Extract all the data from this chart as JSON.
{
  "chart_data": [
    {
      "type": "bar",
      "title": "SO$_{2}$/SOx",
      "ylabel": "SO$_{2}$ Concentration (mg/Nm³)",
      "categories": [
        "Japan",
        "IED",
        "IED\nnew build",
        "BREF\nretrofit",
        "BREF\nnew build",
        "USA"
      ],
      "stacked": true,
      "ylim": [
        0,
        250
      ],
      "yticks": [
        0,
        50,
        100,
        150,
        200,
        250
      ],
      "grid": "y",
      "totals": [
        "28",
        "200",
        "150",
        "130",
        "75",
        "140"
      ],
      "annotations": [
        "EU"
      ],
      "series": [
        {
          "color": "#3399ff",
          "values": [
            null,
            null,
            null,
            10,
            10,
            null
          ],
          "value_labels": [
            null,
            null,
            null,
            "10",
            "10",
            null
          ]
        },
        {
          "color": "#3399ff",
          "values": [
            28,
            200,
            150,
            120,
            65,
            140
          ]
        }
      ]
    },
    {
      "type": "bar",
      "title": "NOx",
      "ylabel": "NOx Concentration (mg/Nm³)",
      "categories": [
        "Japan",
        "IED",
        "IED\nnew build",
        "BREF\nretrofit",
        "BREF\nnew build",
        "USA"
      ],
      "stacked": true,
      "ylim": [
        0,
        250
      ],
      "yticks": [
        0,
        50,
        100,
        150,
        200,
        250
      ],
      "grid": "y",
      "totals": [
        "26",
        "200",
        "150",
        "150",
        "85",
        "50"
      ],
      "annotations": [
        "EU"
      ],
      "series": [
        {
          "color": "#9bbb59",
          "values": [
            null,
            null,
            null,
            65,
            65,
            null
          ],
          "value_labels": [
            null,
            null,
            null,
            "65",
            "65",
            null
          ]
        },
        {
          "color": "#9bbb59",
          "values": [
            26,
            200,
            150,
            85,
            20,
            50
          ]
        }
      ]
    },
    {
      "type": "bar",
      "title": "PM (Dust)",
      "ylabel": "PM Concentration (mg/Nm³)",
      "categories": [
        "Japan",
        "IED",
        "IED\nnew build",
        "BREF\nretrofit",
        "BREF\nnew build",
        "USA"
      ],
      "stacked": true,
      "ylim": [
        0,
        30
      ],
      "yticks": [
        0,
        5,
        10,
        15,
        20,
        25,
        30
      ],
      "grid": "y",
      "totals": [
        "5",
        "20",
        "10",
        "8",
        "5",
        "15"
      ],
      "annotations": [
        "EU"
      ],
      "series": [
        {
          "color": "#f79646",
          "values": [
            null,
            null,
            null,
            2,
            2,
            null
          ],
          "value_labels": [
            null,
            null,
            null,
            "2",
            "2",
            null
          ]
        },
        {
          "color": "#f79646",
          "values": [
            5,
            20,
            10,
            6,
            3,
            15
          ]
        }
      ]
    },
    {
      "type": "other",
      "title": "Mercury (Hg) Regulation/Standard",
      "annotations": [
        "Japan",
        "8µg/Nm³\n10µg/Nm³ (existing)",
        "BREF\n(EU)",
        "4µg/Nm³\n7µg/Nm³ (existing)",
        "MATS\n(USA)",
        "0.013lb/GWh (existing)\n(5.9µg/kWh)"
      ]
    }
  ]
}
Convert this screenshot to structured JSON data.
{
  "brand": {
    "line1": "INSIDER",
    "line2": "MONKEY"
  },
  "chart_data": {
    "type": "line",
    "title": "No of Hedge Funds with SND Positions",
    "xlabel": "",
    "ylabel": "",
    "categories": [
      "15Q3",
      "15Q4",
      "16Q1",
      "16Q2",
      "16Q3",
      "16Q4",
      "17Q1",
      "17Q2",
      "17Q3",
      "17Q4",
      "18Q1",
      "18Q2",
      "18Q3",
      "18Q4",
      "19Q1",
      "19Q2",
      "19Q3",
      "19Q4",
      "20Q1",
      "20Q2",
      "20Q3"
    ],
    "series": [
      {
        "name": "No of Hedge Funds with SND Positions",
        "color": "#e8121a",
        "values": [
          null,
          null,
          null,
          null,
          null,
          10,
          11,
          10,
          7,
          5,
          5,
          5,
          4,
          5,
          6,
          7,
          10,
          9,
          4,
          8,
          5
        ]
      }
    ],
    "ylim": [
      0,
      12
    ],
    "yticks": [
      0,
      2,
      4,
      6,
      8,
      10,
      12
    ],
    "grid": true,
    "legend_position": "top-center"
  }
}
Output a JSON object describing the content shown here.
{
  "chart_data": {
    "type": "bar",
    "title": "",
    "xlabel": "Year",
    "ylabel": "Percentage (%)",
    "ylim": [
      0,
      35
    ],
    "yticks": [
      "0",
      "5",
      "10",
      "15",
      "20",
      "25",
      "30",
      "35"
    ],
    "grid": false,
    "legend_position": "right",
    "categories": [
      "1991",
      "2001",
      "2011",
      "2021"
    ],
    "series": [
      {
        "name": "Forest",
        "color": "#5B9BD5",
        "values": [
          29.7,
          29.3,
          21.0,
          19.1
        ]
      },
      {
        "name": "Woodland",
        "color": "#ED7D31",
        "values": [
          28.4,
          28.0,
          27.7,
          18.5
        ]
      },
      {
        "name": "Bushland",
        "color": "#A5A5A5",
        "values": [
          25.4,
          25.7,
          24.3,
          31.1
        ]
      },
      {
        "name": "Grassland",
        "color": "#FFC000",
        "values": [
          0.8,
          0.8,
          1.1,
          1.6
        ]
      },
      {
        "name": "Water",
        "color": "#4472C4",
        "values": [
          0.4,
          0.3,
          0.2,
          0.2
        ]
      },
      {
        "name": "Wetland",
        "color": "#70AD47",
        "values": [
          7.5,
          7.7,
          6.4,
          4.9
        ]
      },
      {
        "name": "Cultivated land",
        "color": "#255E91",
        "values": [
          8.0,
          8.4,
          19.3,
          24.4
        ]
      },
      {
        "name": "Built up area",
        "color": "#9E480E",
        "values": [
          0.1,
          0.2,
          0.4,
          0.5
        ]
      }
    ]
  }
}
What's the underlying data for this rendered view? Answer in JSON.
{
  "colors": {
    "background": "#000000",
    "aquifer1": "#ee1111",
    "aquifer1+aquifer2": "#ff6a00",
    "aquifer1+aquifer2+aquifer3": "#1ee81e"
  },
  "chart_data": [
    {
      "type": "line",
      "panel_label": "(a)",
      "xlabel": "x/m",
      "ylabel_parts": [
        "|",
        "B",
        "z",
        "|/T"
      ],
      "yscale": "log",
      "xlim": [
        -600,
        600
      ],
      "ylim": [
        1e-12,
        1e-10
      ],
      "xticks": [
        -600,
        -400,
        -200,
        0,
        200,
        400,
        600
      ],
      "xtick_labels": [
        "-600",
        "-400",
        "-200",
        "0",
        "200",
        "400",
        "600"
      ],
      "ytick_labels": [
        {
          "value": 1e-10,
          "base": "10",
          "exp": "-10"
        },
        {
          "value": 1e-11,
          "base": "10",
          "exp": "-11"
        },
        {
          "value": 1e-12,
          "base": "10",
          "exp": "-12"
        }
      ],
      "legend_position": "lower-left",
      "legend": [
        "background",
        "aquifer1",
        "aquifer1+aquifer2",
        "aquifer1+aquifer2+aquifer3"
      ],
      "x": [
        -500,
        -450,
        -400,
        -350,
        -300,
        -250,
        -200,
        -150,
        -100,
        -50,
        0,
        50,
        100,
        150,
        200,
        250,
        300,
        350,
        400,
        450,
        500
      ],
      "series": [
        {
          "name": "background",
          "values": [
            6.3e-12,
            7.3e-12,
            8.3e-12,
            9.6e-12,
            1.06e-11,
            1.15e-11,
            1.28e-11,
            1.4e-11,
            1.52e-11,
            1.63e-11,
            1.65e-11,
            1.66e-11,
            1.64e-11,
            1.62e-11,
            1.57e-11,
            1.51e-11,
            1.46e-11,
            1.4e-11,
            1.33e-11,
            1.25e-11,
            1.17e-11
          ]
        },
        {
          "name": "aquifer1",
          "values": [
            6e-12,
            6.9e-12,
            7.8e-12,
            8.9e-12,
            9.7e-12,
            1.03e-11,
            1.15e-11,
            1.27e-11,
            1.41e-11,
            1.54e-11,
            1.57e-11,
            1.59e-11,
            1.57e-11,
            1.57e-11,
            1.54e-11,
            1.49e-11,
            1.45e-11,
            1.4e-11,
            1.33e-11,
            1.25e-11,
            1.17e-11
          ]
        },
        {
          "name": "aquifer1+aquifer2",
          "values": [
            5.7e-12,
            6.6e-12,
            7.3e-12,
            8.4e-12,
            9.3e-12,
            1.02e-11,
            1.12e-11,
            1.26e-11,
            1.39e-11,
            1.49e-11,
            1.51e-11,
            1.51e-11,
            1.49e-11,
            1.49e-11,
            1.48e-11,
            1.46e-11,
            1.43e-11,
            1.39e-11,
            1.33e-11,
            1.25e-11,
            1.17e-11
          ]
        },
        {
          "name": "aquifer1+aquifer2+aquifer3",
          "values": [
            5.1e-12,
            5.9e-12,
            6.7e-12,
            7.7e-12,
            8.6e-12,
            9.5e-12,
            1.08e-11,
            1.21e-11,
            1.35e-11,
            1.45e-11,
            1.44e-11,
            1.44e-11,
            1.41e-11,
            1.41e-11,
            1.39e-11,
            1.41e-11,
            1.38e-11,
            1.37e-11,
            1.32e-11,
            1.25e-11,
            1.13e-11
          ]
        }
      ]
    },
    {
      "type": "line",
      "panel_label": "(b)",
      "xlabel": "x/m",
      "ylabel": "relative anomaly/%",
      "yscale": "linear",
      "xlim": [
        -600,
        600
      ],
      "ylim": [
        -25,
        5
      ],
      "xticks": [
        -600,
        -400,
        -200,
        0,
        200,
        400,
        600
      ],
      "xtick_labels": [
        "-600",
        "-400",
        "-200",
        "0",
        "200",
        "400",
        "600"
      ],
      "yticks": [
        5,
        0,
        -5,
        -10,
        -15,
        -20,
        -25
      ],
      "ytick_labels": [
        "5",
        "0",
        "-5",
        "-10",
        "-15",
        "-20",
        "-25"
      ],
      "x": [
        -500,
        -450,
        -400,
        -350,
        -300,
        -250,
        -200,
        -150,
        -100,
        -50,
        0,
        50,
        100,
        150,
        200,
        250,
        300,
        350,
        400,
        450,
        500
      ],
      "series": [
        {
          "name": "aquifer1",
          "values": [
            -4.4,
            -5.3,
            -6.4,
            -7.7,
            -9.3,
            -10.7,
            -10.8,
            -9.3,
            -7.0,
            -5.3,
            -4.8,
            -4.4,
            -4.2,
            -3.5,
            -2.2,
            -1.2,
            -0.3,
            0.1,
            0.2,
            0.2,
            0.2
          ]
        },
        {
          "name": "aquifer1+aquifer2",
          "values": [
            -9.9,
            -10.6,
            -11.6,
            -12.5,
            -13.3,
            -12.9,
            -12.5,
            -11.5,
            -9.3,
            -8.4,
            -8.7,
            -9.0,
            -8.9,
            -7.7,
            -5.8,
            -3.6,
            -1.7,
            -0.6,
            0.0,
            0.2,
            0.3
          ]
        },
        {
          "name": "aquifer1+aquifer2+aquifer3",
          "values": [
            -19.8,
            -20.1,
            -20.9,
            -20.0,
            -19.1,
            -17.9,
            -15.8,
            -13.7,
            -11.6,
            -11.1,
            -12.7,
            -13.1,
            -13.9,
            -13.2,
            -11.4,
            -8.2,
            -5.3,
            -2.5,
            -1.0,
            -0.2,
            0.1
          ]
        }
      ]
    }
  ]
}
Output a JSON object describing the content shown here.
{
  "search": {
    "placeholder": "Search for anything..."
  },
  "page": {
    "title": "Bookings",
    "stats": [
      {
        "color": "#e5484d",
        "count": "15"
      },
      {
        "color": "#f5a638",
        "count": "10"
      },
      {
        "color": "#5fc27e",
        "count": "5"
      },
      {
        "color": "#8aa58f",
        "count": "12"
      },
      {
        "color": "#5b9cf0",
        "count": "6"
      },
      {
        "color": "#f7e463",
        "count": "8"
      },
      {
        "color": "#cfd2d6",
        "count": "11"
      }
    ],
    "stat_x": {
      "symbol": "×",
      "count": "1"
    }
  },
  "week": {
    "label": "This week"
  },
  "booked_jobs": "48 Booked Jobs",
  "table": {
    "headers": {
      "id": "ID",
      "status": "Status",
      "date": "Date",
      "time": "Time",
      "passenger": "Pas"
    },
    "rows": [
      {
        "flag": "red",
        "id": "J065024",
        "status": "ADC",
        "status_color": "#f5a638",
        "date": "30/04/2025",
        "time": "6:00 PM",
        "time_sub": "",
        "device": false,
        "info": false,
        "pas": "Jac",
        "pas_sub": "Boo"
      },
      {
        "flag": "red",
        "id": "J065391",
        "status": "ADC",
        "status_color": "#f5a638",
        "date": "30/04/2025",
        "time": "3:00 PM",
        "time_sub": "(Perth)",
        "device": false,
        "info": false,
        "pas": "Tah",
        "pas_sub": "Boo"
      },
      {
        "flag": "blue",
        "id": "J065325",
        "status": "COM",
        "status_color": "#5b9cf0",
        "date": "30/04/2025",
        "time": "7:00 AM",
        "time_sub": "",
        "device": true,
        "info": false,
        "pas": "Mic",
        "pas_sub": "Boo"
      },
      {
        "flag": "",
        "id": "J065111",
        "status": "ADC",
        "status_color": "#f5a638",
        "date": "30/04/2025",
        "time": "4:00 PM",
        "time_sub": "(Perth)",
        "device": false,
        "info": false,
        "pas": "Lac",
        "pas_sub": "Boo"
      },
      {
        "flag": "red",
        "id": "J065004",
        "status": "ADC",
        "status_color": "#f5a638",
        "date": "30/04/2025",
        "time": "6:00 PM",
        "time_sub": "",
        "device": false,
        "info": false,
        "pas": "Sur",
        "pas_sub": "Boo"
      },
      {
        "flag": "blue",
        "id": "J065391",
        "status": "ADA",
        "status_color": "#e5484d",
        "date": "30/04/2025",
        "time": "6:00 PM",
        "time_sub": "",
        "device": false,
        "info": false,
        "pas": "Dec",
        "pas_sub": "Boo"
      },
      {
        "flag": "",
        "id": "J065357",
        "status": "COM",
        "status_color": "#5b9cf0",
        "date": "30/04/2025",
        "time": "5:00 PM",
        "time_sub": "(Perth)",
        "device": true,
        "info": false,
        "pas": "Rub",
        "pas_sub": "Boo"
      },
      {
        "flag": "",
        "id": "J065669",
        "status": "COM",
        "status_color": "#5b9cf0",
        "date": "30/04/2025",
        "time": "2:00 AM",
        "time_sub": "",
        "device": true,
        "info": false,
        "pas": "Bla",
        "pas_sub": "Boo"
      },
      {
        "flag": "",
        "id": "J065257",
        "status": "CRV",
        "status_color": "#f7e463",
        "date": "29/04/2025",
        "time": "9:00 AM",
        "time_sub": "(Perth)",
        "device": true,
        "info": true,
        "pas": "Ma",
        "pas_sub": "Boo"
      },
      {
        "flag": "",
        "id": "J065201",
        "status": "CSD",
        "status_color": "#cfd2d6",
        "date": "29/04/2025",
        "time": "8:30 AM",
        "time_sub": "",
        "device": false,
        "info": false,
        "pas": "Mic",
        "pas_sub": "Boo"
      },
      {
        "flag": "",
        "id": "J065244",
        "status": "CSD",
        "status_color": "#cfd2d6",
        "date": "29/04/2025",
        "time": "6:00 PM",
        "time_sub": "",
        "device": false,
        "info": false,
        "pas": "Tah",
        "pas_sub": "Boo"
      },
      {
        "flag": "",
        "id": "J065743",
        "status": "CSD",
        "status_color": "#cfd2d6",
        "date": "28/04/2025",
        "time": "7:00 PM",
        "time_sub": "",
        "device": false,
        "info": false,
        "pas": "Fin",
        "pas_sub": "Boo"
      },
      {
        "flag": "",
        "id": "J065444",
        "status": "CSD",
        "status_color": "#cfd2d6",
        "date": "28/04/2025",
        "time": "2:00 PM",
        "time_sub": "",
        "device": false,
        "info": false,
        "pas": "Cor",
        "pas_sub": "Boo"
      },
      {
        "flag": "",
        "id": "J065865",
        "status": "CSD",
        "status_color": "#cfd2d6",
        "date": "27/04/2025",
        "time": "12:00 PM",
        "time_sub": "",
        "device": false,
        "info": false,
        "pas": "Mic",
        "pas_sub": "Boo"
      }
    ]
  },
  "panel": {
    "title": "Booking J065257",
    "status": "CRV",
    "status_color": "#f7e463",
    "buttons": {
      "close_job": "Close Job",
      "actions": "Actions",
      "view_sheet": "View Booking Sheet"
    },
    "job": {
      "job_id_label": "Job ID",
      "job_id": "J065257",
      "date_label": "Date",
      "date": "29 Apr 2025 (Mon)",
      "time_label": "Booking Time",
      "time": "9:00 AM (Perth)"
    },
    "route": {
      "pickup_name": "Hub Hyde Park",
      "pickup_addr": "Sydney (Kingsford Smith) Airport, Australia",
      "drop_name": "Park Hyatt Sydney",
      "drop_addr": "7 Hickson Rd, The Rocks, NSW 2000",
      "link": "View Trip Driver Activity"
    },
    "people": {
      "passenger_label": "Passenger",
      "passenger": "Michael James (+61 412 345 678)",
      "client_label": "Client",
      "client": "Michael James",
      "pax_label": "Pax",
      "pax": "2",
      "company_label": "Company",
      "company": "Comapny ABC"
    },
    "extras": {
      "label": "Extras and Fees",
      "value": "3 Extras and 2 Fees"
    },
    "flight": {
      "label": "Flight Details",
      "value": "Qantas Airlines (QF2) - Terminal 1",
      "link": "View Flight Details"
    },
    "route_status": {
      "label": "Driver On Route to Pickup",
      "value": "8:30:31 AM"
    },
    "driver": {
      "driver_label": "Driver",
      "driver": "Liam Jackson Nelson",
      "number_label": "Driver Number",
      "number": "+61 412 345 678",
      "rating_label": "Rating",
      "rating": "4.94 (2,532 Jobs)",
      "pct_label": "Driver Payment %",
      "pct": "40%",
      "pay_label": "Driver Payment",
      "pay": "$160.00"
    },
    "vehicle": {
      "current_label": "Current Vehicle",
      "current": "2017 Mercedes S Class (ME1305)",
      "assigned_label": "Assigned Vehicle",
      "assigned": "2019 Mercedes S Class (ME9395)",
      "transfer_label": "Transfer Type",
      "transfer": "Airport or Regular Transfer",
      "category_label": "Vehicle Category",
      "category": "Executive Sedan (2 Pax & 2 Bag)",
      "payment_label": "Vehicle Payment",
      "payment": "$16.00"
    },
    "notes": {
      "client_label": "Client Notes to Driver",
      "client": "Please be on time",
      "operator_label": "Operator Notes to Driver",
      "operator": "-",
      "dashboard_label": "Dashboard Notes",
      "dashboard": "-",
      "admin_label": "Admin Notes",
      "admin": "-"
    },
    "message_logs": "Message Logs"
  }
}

| PROBLEM |
Reproduce each line from the records that contains the word "xlabel".

| THE REPLY |
    "xlabel": "",
    "xlabel": "Year",
      "xlabel": "x/m",
      "xlabel": "x/m",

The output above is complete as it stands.